(Figure collection entries)
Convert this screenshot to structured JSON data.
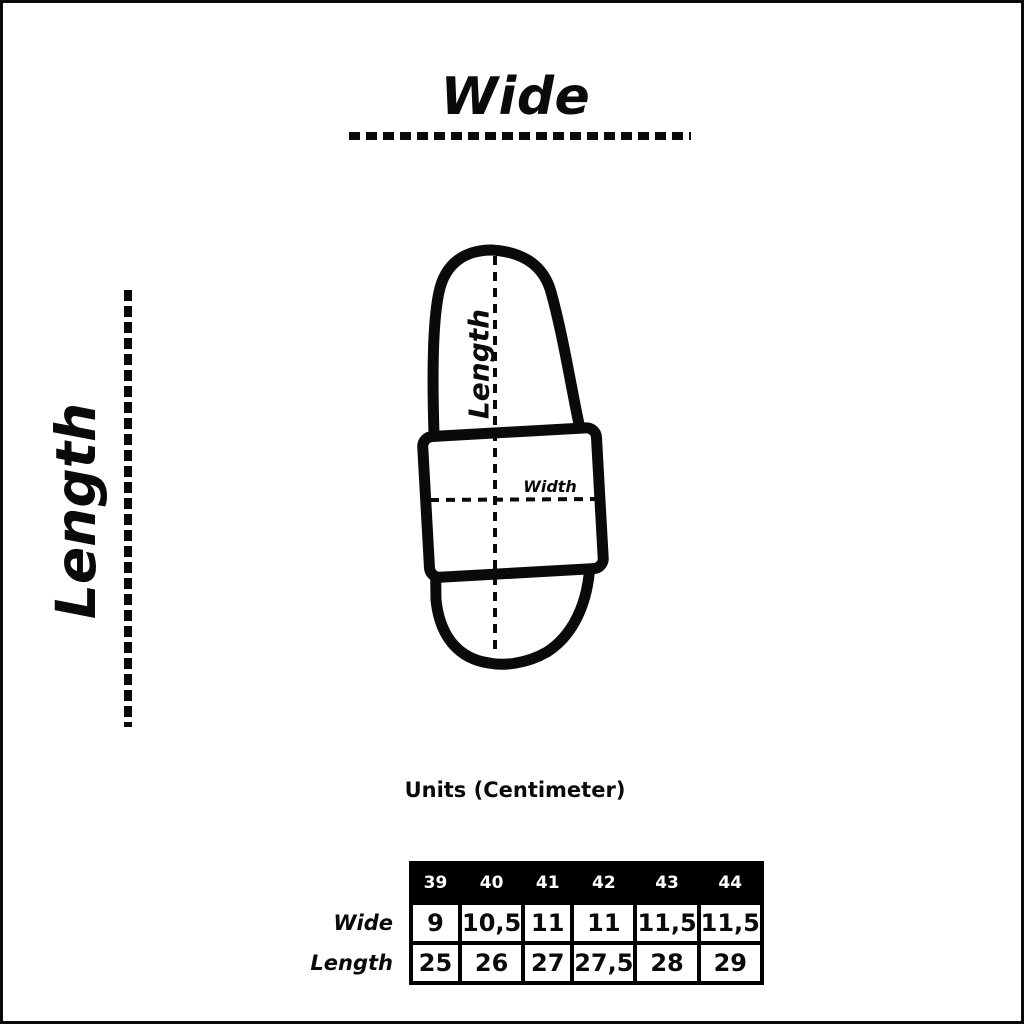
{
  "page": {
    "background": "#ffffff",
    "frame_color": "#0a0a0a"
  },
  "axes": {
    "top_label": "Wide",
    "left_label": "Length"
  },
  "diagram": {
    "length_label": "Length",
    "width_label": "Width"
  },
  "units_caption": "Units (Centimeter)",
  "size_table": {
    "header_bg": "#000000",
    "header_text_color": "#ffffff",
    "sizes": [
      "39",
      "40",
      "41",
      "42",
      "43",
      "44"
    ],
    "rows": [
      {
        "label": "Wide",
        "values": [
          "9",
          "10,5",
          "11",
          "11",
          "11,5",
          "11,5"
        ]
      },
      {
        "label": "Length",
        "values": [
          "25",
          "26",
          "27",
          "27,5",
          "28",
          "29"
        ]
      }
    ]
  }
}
---
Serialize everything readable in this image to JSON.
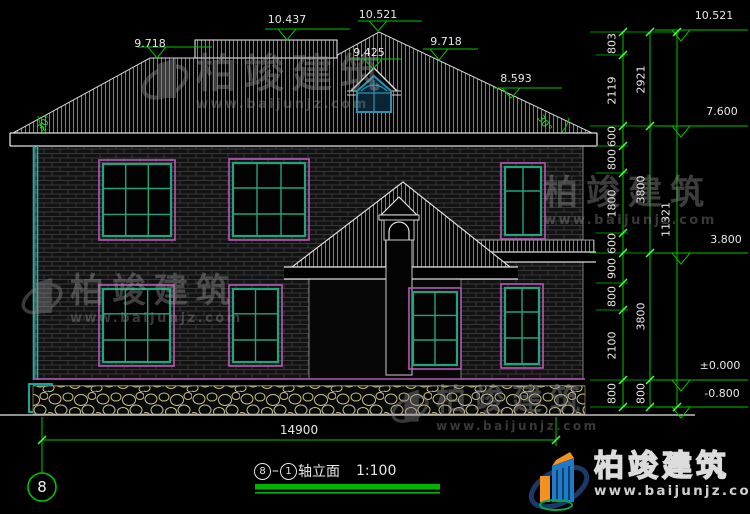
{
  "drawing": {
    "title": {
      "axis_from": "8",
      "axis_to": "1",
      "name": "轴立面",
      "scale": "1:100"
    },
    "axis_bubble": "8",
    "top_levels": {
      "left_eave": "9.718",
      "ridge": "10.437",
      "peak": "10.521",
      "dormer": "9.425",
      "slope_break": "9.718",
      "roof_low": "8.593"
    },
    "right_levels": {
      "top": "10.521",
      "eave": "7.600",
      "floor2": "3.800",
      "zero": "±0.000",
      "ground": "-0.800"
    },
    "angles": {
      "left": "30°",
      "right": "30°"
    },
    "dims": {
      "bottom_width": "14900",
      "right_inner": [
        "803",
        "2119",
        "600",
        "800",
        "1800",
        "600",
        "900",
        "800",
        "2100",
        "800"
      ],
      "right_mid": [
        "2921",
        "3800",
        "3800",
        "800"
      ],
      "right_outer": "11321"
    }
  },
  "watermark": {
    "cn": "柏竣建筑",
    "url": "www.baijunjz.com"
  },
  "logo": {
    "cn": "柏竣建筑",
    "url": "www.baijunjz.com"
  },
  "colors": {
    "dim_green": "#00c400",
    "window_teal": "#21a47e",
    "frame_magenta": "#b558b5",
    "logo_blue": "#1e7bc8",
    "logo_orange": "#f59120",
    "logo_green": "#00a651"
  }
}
---
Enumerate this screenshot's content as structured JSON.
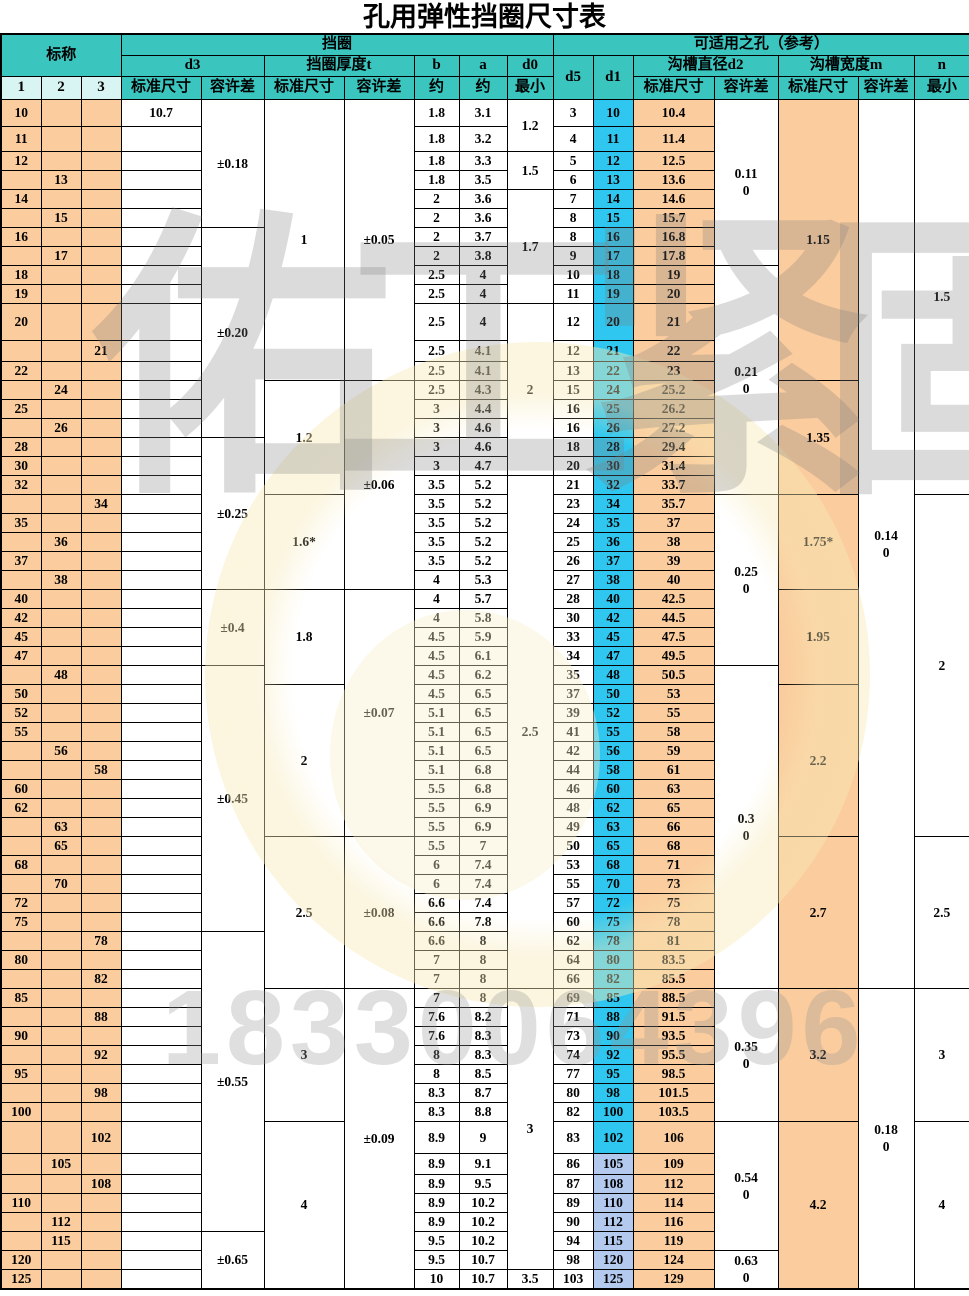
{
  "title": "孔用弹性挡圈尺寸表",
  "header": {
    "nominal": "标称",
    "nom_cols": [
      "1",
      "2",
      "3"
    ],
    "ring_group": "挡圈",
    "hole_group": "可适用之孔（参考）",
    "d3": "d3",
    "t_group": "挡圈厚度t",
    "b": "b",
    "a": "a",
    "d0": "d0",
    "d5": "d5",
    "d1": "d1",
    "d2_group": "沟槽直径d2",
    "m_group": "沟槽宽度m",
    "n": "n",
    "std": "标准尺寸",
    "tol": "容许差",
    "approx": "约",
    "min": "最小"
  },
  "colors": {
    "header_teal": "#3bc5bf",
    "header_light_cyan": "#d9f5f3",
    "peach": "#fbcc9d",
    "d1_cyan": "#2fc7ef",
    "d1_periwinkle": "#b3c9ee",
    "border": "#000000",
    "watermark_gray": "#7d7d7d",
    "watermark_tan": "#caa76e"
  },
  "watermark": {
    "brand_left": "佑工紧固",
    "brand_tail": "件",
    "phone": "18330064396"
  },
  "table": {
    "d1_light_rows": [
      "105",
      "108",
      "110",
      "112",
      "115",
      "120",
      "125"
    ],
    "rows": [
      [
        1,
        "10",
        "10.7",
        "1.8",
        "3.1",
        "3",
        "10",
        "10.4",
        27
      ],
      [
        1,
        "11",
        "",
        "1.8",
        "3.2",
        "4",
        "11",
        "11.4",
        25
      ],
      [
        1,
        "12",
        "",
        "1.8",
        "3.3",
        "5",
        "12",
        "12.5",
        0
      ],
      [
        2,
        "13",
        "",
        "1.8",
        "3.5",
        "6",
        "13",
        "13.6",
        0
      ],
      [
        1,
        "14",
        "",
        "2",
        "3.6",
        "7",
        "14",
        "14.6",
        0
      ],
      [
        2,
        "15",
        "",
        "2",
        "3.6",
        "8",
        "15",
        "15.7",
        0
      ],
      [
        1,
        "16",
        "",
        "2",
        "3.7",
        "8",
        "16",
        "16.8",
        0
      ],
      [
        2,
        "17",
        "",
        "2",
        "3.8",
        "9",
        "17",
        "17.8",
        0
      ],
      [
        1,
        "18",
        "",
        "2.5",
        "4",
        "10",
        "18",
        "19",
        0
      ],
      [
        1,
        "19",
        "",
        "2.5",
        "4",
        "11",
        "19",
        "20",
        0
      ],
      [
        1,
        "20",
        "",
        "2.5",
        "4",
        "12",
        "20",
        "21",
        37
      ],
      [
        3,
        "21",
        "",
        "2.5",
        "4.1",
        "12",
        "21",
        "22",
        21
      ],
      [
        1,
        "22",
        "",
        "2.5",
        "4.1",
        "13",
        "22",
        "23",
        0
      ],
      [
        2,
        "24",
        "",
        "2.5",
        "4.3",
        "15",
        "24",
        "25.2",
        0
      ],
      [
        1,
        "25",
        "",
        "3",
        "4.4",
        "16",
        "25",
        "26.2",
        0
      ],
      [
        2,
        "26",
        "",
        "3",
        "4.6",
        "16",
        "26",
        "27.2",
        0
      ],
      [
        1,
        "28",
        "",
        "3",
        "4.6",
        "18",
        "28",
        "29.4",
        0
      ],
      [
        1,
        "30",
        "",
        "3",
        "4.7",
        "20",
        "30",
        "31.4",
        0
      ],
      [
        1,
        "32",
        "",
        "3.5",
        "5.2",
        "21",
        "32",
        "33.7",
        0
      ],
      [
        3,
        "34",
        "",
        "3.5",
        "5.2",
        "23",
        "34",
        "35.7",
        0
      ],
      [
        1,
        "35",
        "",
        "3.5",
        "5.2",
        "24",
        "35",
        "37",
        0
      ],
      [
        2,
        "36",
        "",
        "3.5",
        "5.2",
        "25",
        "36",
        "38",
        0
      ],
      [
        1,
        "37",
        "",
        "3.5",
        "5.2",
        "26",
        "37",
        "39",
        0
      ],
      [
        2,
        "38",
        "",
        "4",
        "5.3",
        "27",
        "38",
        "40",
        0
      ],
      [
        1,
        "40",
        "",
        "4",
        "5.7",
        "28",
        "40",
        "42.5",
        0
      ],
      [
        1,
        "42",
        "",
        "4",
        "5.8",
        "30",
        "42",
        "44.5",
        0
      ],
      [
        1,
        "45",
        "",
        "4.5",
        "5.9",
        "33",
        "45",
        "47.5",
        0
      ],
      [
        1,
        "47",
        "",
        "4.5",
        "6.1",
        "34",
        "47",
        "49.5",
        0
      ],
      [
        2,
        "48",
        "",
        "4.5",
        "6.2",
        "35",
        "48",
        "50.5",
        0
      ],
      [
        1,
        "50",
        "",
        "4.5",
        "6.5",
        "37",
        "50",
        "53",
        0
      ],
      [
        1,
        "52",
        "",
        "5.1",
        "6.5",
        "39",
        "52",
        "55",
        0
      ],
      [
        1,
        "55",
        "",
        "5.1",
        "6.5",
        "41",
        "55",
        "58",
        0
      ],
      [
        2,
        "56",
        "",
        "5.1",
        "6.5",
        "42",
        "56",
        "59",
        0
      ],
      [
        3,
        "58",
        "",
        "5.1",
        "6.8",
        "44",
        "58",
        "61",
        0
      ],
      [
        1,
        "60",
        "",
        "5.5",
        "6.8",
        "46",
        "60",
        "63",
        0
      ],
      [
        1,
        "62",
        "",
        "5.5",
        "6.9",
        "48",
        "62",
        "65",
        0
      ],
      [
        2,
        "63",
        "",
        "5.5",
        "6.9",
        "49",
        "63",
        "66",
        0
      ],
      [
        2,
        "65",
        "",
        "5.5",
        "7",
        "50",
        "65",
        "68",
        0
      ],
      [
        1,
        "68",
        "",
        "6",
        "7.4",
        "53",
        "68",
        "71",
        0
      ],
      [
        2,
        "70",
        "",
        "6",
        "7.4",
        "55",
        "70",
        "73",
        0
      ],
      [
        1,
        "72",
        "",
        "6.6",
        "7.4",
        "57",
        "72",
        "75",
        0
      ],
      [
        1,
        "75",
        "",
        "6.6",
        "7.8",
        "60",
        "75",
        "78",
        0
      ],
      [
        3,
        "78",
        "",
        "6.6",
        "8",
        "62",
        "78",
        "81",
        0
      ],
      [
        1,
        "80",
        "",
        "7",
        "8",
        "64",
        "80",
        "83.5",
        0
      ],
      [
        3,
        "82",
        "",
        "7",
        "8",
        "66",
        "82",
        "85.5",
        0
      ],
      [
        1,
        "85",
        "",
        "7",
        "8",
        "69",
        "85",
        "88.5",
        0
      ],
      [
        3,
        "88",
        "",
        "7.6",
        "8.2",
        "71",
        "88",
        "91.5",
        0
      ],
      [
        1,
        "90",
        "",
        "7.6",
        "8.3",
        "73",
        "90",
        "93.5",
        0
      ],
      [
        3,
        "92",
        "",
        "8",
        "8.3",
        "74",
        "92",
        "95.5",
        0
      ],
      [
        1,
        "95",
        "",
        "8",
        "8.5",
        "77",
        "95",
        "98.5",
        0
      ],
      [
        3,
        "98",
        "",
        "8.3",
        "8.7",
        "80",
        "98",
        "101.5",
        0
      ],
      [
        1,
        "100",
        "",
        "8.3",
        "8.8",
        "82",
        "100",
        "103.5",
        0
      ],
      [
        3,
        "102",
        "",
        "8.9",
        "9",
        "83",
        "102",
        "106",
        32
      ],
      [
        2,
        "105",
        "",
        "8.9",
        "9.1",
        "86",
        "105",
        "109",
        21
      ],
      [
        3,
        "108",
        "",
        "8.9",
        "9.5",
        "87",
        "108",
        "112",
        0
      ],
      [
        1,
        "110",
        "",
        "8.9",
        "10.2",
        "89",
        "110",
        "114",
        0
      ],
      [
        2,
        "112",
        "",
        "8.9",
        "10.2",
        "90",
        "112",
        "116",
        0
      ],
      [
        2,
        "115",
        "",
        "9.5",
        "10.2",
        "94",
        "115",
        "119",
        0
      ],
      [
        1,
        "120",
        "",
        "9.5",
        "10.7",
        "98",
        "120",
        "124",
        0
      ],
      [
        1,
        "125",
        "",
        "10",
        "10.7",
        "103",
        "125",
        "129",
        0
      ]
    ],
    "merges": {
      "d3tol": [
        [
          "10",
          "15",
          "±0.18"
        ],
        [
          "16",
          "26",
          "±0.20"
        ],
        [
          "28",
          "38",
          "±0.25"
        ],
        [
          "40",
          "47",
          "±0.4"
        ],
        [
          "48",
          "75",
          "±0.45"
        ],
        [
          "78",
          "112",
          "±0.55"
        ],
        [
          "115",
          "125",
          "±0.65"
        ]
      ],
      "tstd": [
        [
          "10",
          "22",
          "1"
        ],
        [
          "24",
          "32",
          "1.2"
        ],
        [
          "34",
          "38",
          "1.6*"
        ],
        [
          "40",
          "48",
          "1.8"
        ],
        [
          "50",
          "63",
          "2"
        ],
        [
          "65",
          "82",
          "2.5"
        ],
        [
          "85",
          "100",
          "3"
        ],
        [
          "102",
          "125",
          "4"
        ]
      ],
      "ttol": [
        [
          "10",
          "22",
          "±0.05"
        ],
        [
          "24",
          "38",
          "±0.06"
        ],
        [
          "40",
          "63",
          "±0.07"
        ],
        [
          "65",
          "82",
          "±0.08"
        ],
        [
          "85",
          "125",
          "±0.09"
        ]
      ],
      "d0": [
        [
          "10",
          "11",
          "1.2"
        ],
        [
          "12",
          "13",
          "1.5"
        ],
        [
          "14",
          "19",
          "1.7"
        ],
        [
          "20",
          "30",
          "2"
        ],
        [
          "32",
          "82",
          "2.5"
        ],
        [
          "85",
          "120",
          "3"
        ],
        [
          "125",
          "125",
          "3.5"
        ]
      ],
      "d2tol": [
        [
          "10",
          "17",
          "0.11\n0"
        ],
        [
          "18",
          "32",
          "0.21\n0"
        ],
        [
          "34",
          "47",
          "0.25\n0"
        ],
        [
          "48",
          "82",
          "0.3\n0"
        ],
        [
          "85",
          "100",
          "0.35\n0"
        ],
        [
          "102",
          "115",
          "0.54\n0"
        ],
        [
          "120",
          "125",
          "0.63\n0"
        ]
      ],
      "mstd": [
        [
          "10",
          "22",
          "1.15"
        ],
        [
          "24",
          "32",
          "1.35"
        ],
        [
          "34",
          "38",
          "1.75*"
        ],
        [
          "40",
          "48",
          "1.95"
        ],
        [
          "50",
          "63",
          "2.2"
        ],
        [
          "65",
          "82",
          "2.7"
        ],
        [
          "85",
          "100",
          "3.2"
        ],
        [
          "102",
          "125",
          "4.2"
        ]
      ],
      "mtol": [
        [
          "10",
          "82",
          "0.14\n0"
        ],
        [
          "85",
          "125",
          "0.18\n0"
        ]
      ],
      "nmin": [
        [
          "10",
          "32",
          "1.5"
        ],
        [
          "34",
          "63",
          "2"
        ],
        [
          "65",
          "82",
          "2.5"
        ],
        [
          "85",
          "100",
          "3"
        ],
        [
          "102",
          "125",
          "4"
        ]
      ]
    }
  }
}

STATED TASK:
List the lines of the records where "JSON" occurs.

WRITTEN SOLUTION:
Convert this screenshot to structured JSON data.
Serialize everything readable in this image to JSON.
Enumerate this screenshot's content as structured JSON.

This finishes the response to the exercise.